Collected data
━━━━━━━━━━

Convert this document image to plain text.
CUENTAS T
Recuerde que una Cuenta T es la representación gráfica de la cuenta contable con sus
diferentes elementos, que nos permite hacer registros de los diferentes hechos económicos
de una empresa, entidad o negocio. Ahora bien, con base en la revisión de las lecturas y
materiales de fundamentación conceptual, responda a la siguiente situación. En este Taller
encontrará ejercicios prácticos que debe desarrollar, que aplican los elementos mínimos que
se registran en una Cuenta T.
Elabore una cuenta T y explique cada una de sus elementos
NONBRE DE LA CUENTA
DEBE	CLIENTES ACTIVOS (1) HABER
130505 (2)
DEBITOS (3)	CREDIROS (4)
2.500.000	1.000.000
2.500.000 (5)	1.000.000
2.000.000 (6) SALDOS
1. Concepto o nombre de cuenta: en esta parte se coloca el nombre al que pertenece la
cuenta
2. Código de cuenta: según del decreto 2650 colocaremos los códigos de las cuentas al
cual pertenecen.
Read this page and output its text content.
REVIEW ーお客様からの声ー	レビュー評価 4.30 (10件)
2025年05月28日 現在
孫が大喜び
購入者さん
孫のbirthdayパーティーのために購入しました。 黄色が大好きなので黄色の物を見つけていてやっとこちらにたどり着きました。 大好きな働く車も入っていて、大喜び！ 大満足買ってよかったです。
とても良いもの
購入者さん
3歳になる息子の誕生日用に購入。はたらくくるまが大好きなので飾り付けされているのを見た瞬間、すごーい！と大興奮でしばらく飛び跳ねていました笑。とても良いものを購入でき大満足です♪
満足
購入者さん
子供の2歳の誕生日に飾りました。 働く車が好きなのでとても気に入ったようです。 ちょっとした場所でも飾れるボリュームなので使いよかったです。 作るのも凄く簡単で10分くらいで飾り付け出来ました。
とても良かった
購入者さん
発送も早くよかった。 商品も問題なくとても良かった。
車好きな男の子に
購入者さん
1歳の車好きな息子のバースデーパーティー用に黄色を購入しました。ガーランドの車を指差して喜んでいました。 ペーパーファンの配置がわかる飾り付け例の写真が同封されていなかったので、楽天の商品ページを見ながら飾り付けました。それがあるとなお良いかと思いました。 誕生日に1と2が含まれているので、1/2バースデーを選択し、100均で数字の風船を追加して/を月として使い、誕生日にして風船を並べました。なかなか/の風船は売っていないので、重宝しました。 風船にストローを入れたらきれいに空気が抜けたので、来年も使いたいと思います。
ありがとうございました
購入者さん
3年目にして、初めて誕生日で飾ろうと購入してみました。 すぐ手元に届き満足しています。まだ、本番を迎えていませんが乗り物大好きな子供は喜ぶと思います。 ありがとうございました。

━━━━━━━━━━

(Work to do) Scan the material and collect every line that contains "ありがとうございました".

(Final answer)
ありがとうございました
3年目にして、初めて誕生日で飾ろうと購入してみました。 すぐ手元に届き満足しています。まだ、本番を迎えていませんが乗り物大好きな子供は喜ぶと思います。 ありがとうございました。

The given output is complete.